** start of INFORMATION SHOWN **
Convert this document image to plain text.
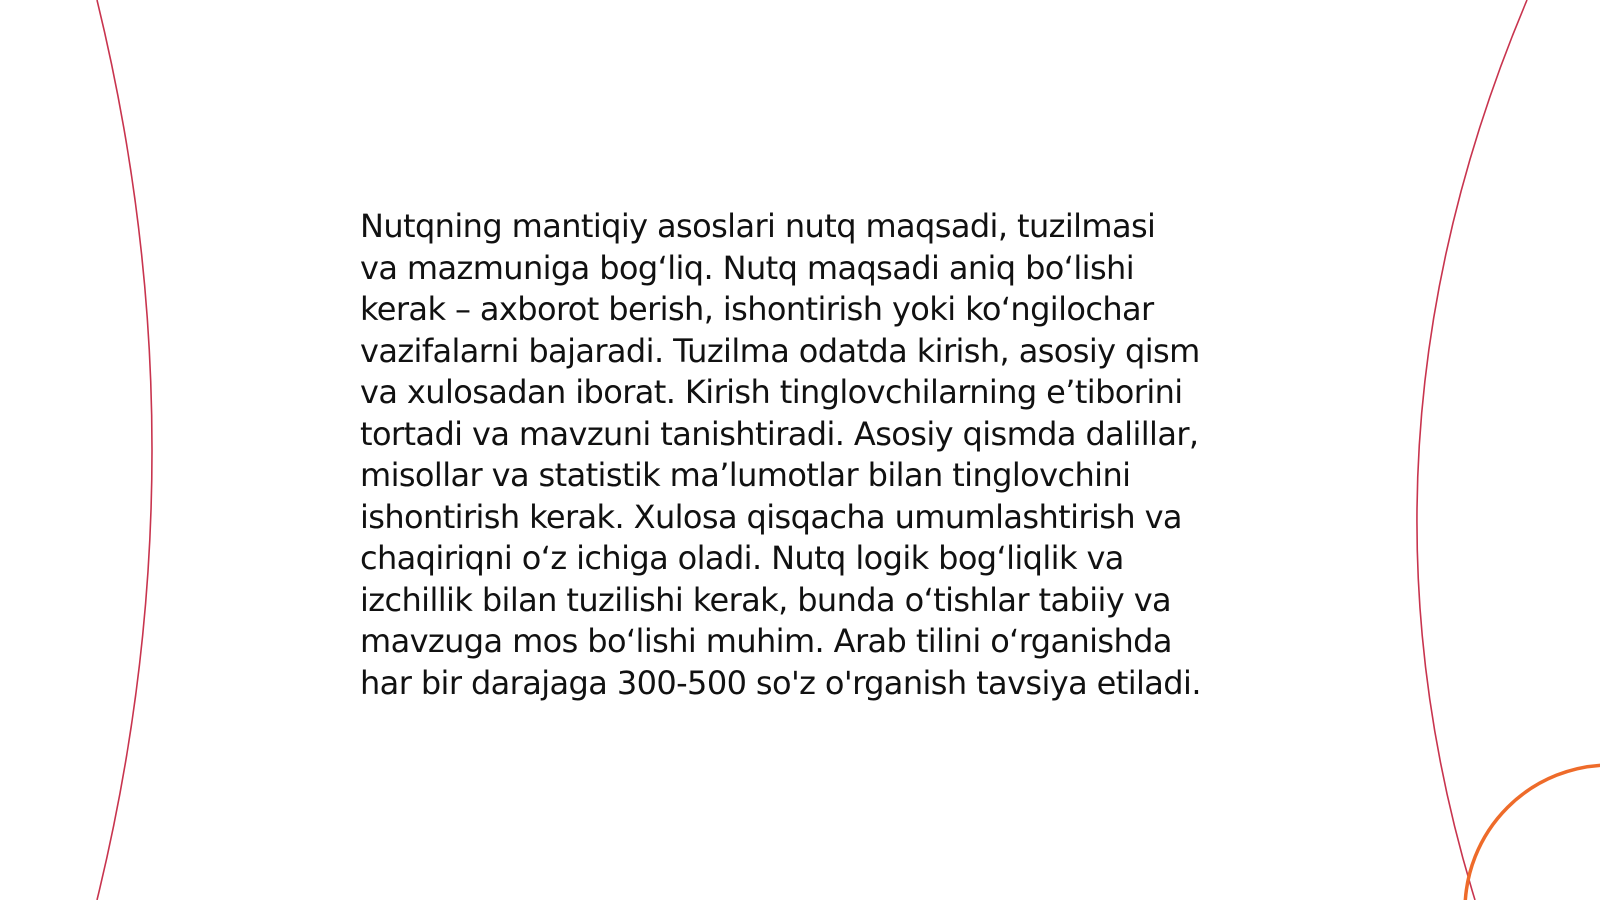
Nutqning mantiqiy asoslari nutq maqsadi, tuzilmasi
va mazmuniga bog‘liq. Nutq maqsadi aniq bo‘lishi
kerak – axborot berish, ishontirish yoki ko‘ngilochar
vazifalarni bajaradi. Tuzilma odatda kirish, asosiy qism
va xulosadan iborat. Kirish tinglovchilarning e’tiborini
tortadi va mavzuni tanishtiradi. Asosiy qismda dalillar,
misollar va statistik ma’lumotlar bilan tinglovchini
ishontirish kerak. Xulosa qisqacha umumlashtirish va
chaqiriqni o‘z ichiga oladi. Nutq logik bog‘liqlik va
izchillik bilan tuzilishi kerak, bunda o‘tishlar tabiiy va
mavzuga mos bo‘lishi muhim. Arab tilini o‘rganishda
har bir darajaga 300-500 so'z o'rganish tavsiya etiladi.
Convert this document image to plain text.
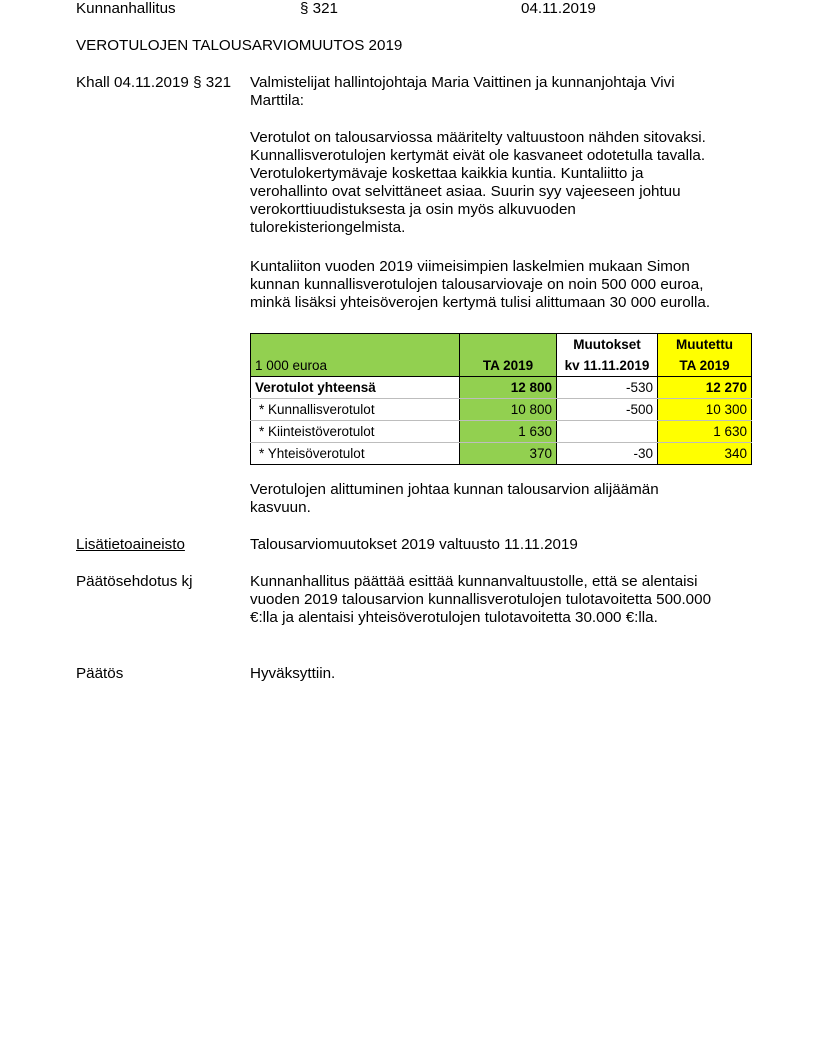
Kunnanhallitus	§ 321	04.11.2019
VEROTULOJEN TALOUSARVIOMUUTOS 2019
Khall 04.11.2019 § 321 Valmistelijat hallintojohtaja Maria Vaittinen ja kunnanjohtaja Vivi
Marttila:
Verotulot on talousarviossa määritelty valtuustoon nähden sitovaksi.
Kunnallisverotulojen kertymät eivät ole kasvaneet odotetulla tavalla.
Verotulokertymävaje koskettaa kaikkia kuntia. Kuntaliitto ja
verohallinto ovat selvittäneet asiaa. Suurin syy vajeeseen johtuu
verokorttiuudistuksesta ja osin myös alkuvuoden
tulorekisteriongelmista.
Kuntaliiton vuoden 2019 viimeisimpien laskelmien mukaan Simon
kunnan kunnallisverotulojen talousarviovaje on noin 500 000 euroa,
minkä lisäksi yhteisöverojen kertymä tulisi alittumaan 30 000 eurolla.
		Muutokset	Muutettu
1 000 euroa	TA 2019	kv 11.11.2019	TA 2019
Verotulot yhteensä	12 800	-530	12 270
* Kunnallisverotulot	10 800	-500	10 300
* Kiinteistöverotulot	1 630		1 630
* Yhteisöverotulot	370	-30	340
Verotulojen alittuminen johtaa kunnan talousarvion alijäämän
kasvuun.
Lisätietoaineisto	Talousarviomuutokset 2019 valtuusto 11.11.2019
Päätösehdotus kj	Kunnanhallitus päättää esittää kunnanvaltuustolle, että se alentaisi
vuoden 2019 talousarvion kunnallisverotulojen tulotavoitetta 500.000
€:lla ja alentaisi yhteisöverotulojen tulotavoitetta 30.000 €:lla.
Päätös	Hyväksyttiin.
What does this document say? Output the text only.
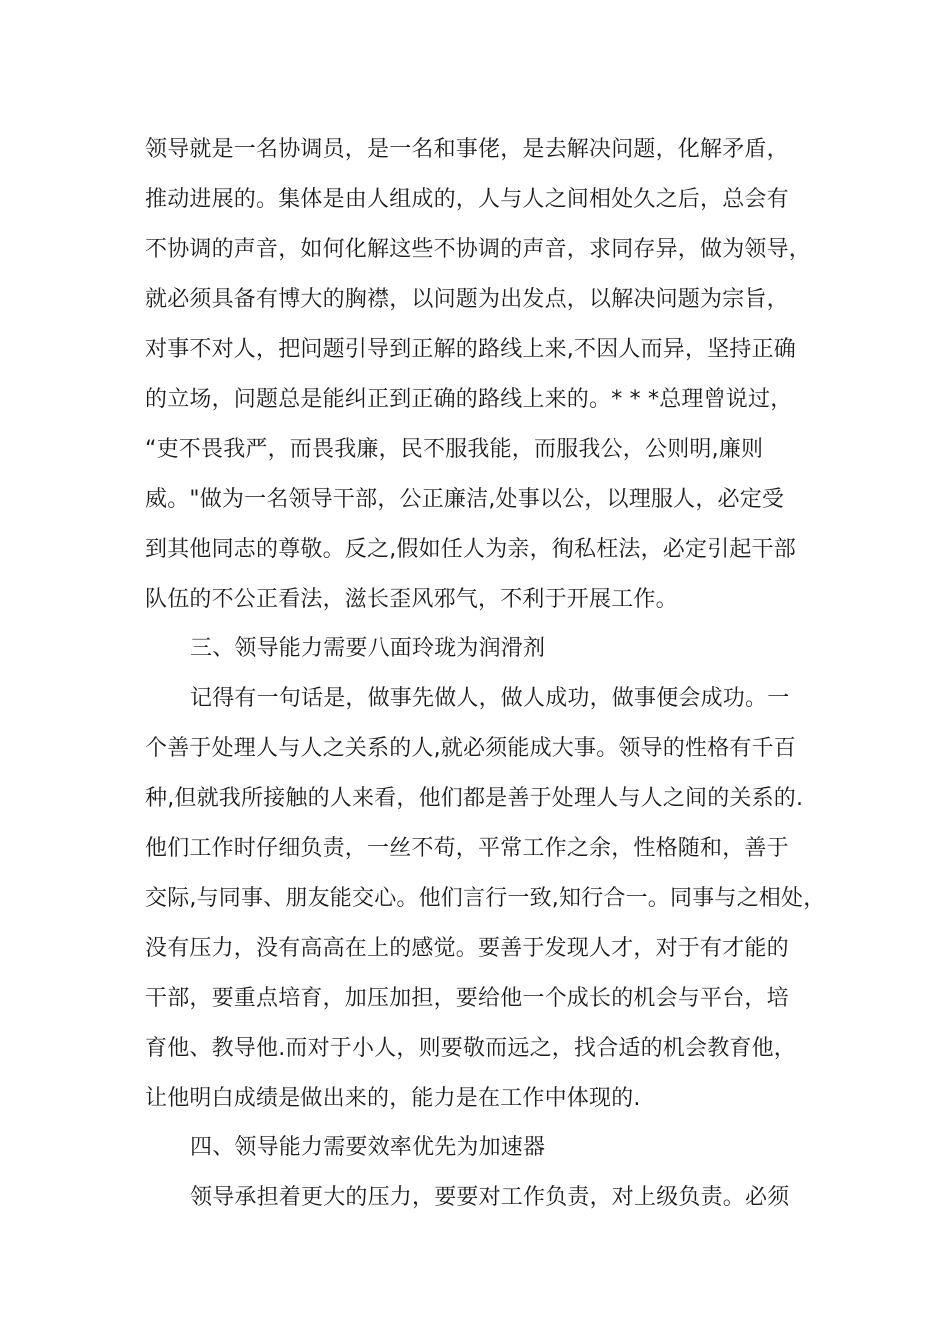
领导就是一名协调员，是一名和事佬，是去解决问题，化解矛盾，
推动进展的。集体是由人组成的，人与人之间相处久之后，总会有
不协调的声音，如何化解这些不协调的声音，求同存异，做为领导，
就必须具备有博大的胸襟，以问题为出发点，以解决问题为宗旨，
对事不对人，把问题引导到正解的路线上来,不因人而异，坚持正确
的立场，问题总是能纠正到正确的路线上来的。* * *总理曾说过，
“吏不畏我严，而畏我廉，民不服我能，而服我公，公则明,廉则
威。"做为一名领导干部，公正廉洁,处事以公，以理服人，必定受
到其他同志的尊敬。反之,假如任人为亲，徇私枉法，必定引起干部
队伍的不公正看法，滋长歪风邪气，不利于开展工作。
三、领导能力需要八面玲珑为润滑剂
记得有一句话是，做事先做人，做人成功，做事便会成功。一
个善于处理人与人之关系的人,就必须能成大事。领导的性格有千百
种,但就我所接触的人来看，他们都是善于处理人与人之间的关系的.
他们工作时仔细负责，一丝不苟，平常工作之余，性格随和，善于
交际,与同事、朋友能交心。他们言行一致,知行合一。同事与之相处，
没有压力，没有高高在上的感觉。要善于发现人才，对于有才能的
干部，要重点培育，加压加担，要给他一个成长的机会与平台，培
育他、教导他.而对于小人，则要敬而远之，找合适的机会教育他，
让他明白成绩是做出来的，能力是在工作中体现的.
四、领导能力需要效率优先为加速器
领导承担着更大的压力，要要对工作负责，对上级负责。必须
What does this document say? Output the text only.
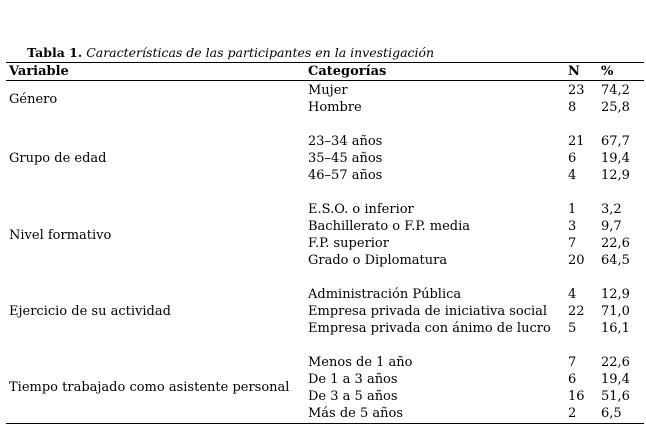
Tabla 1. Características de las participantes en la investigación
Variable	Categorías	N %
Género
Mujer	23 74,2
Hombre	8 25,8
Grupo de edad
23–34 años	21 67,7
35–45 años	6 19,4
46–57 años	4 12,9
Nivel formativo
E.S.O. o inferior	1 3,2
Bachillerato o F.P. media	3 9,7
F.P. superior	7 22,6
Grado o Diplomatura	20 64,5
Ejercicio de su actividad
Administración Pública	4 12,9
Empresa privada de iniciativa social 22 71,0
Empresa privada con ánimo de lucro 5 16,1
Tiempo trabajado como asistente personal
Menos de 1 año	7 22,6
De 1 a 3 años	6 19,4
De 3 a 5 años	16 51,6
Más de 5 años	2 6,5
** end of INFORMATION SHOWN **
- **REQUIREMENTS**
Without the pictures, print the whole listing exactly as given.

- **TASK SOLUTION**
Convert this document image to plain text.
Nutqning mantiqiy asoslari nutq maqsadi, tuzilmasi
va mazmuniga bog‘liq. Nutq maqsadi aniq bo‘lishi
kerak – axborot berish, ishontirish yoki ko‘ngilochar
vazifalarni bajaradi. Tuzilma odatda kirish, asosiy qism
va xulosadan iborat. Kirish tinglovchilarning e’tiborini
tortadi va mavzuni tanishtiradi. Asosiy qismda dalillar,
misollar va statistik ma’lumotlar bilan tinglovchini
ishontirish kerak. Xulosa qisqacha umumlashtirish va
chaqiriqni o‘z ichiga oladi. Nutq logik bog‘liqlik va
izchillik bilan tuzilishi kerak, bunda o‘tishlar tabiiy va
mavzuga mos bo‘lishi muhim. Arab tilini o‘rganishda
har bir darajaga 300-500 so'z o'rganish tavsiya etiladi.
Convert this document image to plain text.
Kunnanhallitus	§ 321	04.11.2019
VEROTULOJEN TALOUSARVIOMUUTOS 2019
Khall 04.11.2019 § 321 Valmistelijat hallintojohtaja Maria Vaittinen ja kunnanjohtaja Vivi
Marttila:
Verotulot on talousarviossa määritelty valtuustoon nähden sitovaksi.
Kunnallisverotulojen kertymät eivät ole kasvaneet odotetulla tavalla.
Verotulokertymävaje koskettaa kaikkia kuntia. Kuntaliitto ja
verohallinto ovat selvittäneet asiaa. Suurin syy vajeeseen johtuu
verokorttiuudistuksesta ja osin myös alkuvuoden
tulorekisteriongelmista.
Kuntaliiton vuoden 2019 viimeisimpien laskelmien mukaan Simon
kunnan kunnallisverotulojen talousarviovaje on noin 500 000 euroa,
minkä lisäksi yhteisöverojen kertymä tulisi alittumaan 30 000 eurolla.
		Muutokset	Muutettu
1 000 euroa	TA 2019	kv 11.11.2019	TA 2019
Verotulot yhteensä	12 800	-530	12 270
* Kunnallisverotulot	10 800	-500	10 300
* Kiinteistöverotulot	1 630		1 630
* Yhteisöverotulot	370	-30	340
Verotulojen alittuminen johtaa kunnan talousarvion alijäämän
kasvuun.
Lisätietoaineisto	Talousarviomuutokset 2019 valtuusto 11.11.2019
Päätösehdotus kj	Kunnanhallitus päättää esittää kunnanvaltuustolle, että se alentaisi
vuoden 2019 talousarvion kunnallisverotulojen tulotavoitetta 500.000
€:lla ja alentaisi yhteisöverotulojen tulotavoitetta 30.000 €:lla.
Päätös	Hyväksyttiin.
What does this document say? Output the text only.
领导就是一名协调员，是一名和事佬，是去解决问题，化解矛盾，
推动进展的。集体是由人组成的，人与人之间相处久之后，总会有
不协调的声音，如何化解这些不协调的声音，求同存异，做为领导，
就必须具备有博大的胸襟，以问题为出发点，以解决问题为宗旨，
对事不对人，把问题引导到正解的路线上来,不因人而异，坚持正确
的立场，问题总是能纠正到正确的路线上来的。* * *总理曾说过，
“吏不畏我严，而畏我廉，民不服我能，而服我公，公则明,廉则
威。"做为一名领导干部，公正廉洁,处事以公，以理服人，必定受
到其他同志的尊敬。反之,假如任人为亲，徇私枉法，必定引起干部
队伍的不公正看法，滋长歪风邪气，不利于开展工作。
三、领导能力需要八面玲珑为润滑剂
记得有一句话是，做事先做人，做人成功，做事便会成功。一
个善于处理人与人之关系的人,就必须能成大事。领导的性格有千百
种,但就我所接触的人来看，他们都是善于处理人与人之间的关系的.
他们工作时仔细负责，一丝不苟，平常工作之余，性格随和，善于
交际,与同事、朋友能交心。他们言行一致,知行合一。同事与之相处，
没有压力，没有高高在上的感觉。要善于发现人才，对于有才能的
干部，要重点培育，加压加担，要给他一个成长的机会与平台，培
育他、教导他.而对于小人，则要敬而远之，找合适的机会教育他，
让他明白成绩是做出来的，能力是在工作中体现的.
四、领导能力需要效率优先为加速器
领导承担着更大的压力，要要对工作负责，对上级负责。必须
What does this document say? Output the text only.
Tabla 1. Características de las participantes en la investigación
Variable	Categorías	N %
Género
Mujer	23 74,2
Hombre	8 25,8
Grupo de edad
23–34 años	21 67,7
35–45 años	6 19,4
46–57 años	4 12,9
Nivel formativo
E.S.O. o inferior	1 3,2
Bachillerato o F.P. media	3 9,7
F.P. superior	7 22,6
Grado o Diplomatura	20 64,5
Ejercicio de su actividad
Administración Pública	4 12,9
Empresa privada de iniciativa social 22 71,0
Empresa privada con ánimo de lucro 5 16,1
Tiempo trabajado como asistente personal
Menos de 1 año	7 22,6
De 1 a 3 años	6 19,4
De 3 a 5 años	16 51,6
Más de 5 años	2 6,5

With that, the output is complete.